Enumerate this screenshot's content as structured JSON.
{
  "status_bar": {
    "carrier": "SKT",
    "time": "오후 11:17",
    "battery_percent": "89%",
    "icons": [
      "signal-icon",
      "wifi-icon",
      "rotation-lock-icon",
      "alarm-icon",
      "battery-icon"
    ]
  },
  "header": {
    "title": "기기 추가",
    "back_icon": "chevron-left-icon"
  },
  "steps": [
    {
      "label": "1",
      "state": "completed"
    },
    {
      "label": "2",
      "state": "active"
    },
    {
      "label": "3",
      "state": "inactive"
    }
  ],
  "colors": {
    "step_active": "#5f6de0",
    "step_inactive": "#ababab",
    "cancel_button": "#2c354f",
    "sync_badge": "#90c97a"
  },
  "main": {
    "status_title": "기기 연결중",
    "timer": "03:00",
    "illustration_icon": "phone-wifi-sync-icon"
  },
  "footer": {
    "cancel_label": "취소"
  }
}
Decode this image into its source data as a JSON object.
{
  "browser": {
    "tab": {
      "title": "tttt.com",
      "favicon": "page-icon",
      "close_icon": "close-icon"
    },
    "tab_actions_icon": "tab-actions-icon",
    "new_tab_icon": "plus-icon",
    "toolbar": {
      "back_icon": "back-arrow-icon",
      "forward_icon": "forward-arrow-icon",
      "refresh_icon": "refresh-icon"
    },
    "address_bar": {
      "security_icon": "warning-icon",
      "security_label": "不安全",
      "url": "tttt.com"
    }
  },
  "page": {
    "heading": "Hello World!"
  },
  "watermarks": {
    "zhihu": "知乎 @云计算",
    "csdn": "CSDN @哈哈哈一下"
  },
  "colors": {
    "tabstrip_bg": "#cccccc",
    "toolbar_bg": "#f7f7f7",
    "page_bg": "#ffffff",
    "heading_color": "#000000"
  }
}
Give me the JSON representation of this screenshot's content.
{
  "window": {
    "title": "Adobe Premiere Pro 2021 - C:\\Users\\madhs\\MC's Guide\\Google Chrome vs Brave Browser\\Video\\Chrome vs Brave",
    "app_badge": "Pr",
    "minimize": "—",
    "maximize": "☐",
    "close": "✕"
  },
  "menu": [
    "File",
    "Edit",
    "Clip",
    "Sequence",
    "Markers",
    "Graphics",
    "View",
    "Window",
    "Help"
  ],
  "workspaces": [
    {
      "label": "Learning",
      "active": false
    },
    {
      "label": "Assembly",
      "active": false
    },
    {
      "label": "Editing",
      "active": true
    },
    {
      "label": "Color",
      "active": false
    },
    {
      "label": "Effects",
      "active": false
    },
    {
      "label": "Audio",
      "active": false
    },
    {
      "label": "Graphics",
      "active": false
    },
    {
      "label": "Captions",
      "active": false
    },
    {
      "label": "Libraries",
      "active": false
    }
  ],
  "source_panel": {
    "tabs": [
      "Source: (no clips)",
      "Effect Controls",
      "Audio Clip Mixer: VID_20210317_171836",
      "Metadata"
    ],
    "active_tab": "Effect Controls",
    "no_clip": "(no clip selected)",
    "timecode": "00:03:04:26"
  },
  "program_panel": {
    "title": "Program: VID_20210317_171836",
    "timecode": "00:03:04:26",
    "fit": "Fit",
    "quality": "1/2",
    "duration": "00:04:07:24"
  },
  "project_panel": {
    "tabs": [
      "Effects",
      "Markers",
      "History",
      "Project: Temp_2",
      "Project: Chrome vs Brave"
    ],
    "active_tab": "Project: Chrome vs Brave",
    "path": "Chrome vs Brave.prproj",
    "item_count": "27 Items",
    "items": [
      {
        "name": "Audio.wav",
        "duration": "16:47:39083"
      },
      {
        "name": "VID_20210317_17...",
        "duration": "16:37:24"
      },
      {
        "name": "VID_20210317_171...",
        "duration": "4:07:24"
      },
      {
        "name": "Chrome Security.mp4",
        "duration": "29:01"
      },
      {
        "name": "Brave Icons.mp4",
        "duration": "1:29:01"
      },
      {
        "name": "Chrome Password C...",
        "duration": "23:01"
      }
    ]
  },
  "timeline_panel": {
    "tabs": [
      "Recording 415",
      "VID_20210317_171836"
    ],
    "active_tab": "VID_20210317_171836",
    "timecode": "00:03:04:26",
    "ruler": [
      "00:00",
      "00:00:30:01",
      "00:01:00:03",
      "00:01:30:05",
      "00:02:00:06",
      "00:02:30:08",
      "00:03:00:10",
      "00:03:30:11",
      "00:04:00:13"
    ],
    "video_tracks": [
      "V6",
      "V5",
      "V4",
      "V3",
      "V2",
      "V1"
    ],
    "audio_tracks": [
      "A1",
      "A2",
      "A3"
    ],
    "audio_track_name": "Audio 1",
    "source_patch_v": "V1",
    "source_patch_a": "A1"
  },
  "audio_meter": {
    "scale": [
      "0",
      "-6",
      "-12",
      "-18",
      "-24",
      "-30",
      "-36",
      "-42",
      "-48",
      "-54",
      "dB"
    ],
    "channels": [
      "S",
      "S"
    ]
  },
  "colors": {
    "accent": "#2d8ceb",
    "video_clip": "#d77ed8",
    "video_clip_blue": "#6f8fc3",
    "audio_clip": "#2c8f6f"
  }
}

════════════════

**Your instructions:** Each line in the data that holds the string "state" should be found and copied.

**Written solution:**
      "state": "completed"
      "state": "active"
      "state": "inactive"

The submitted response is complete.